_Task_. Look through the entries and report how many lines include the word "photo". Give the number alone.
################
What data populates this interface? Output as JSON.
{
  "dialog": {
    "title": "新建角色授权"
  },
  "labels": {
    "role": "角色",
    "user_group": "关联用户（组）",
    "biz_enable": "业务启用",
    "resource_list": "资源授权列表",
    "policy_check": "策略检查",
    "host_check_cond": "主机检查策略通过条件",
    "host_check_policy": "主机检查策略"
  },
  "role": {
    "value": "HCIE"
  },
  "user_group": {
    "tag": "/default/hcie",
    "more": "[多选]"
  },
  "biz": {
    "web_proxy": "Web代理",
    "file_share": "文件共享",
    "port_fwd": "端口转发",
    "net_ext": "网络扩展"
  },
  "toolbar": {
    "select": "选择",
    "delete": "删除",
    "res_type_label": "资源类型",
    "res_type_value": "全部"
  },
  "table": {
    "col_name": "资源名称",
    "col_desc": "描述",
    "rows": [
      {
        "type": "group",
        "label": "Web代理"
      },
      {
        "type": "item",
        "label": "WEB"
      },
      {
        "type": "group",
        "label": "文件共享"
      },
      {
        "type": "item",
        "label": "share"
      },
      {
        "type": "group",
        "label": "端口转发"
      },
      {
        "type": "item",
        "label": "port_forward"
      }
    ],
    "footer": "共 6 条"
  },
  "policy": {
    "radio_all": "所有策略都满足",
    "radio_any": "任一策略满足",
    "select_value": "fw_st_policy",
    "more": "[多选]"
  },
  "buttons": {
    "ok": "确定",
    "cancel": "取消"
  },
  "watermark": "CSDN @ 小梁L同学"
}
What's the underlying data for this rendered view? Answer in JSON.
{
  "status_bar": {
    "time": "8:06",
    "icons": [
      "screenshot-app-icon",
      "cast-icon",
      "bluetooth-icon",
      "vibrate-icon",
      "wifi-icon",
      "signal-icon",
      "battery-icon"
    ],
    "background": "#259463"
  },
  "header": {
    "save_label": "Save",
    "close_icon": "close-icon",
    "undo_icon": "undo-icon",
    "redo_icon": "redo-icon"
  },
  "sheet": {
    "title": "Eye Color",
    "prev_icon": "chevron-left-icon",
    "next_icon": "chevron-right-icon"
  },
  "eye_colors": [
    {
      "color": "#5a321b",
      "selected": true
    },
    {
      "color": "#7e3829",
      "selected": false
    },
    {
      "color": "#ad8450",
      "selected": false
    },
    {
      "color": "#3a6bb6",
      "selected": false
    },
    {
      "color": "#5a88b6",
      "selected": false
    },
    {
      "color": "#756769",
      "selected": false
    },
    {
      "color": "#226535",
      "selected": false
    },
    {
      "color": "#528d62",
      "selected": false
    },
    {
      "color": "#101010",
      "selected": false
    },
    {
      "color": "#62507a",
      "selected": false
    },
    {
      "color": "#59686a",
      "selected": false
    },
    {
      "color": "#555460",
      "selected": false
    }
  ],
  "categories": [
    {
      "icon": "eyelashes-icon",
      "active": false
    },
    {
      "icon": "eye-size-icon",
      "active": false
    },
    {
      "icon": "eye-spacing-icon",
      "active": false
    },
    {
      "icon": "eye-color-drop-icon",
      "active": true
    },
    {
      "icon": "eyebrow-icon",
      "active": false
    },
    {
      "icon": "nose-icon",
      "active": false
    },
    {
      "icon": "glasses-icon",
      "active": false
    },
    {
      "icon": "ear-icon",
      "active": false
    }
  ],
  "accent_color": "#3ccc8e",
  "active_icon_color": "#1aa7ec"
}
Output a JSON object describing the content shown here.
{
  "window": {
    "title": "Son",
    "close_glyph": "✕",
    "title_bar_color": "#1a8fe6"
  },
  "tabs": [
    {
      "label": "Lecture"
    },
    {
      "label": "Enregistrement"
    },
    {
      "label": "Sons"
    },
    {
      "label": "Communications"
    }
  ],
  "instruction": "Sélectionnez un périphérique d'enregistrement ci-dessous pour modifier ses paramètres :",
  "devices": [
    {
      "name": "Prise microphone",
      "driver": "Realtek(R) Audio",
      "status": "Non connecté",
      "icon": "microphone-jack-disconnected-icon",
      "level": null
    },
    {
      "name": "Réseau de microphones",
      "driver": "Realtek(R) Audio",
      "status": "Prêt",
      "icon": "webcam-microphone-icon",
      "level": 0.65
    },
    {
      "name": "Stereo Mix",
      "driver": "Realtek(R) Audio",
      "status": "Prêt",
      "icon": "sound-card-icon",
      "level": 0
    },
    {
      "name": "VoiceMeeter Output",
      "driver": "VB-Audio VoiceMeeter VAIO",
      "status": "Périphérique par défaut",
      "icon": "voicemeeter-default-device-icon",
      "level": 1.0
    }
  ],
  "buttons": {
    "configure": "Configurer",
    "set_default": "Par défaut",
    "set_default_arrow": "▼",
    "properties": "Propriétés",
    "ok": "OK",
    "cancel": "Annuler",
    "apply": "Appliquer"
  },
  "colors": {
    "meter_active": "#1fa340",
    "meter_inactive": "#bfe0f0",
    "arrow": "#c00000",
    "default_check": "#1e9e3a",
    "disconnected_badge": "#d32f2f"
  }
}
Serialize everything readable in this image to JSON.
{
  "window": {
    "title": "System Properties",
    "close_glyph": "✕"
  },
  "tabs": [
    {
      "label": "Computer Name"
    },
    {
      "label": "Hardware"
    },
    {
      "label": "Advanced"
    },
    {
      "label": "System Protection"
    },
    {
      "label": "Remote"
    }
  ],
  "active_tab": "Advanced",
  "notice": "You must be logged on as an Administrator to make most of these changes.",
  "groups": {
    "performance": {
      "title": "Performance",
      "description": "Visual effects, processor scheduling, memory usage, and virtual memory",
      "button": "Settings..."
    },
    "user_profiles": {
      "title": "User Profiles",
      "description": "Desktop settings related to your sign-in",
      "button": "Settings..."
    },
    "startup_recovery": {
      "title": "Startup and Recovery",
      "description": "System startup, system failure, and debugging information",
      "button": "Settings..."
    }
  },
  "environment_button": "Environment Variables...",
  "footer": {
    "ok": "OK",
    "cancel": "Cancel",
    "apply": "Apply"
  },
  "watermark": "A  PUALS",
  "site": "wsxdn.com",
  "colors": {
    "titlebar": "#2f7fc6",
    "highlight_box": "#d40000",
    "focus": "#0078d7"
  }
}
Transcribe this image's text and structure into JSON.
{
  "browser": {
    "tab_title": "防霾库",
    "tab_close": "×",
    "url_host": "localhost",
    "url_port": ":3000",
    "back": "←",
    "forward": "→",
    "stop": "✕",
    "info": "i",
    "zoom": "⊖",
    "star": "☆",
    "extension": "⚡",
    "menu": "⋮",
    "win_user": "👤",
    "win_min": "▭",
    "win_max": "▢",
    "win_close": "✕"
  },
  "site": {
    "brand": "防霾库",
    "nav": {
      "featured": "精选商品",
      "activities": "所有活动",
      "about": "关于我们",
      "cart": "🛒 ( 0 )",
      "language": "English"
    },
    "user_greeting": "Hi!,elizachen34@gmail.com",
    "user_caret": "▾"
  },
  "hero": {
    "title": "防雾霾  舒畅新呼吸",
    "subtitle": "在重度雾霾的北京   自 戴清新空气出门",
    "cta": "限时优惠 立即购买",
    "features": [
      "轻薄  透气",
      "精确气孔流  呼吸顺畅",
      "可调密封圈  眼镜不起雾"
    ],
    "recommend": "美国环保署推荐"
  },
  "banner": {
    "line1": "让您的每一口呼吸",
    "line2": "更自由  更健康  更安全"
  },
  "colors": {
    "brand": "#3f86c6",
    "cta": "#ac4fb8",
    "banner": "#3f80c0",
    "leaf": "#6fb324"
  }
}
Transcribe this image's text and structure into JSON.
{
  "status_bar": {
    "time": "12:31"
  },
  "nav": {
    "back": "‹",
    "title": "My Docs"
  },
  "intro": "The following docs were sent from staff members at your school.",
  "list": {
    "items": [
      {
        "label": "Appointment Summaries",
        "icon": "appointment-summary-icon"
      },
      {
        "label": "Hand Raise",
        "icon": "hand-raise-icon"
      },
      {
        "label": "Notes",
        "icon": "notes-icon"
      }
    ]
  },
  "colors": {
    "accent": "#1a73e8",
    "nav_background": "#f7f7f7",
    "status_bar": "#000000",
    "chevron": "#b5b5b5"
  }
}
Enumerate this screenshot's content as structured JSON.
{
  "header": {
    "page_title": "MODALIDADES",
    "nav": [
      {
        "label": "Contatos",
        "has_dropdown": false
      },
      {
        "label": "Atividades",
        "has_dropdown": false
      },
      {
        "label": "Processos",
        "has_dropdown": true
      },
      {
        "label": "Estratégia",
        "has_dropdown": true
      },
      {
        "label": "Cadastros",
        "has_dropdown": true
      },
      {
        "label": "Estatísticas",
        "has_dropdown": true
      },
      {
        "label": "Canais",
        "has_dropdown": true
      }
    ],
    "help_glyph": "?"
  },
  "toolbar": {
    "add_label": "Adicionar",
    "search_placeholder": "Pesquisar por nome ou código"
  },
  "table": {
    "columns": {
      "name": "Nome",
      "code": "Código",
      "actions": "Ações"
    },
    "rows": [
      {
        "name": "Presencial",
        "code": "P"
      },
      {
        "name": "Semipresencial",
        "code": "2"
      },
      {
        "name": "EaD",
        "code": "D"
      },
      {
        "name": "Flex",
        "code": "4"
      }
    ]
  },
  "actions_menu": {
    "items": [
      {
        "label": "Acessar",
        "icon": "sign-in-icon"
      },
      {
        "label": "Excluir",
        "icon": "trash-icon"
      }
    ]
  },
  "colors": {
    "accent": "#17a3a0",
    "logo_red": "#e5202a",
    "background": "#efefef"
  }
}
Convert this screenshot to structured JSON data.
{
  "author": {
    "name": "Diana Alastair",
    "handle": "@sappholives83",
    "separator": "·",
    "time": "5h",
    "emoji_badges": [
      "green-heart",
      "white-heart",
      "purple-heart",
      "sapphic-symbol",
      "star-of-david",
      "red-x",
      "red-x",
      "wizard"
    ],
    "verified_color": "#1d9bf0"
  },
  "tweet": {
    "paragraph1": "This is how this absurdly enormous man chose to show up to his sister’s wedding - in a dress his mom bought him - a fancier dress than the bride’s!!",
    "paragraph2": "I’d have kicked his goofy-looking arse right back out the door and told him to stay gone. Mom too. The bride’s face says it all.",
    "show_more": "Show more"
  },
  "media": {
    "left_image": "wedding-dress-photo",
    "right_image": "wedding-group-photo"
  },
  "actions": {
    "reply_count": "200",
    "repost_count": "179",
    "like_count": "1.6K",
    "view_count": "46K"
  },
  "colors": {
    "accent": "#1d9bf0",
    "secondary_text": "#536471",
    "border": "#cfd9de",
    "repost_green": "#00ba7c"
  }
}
################
_Solution_. 2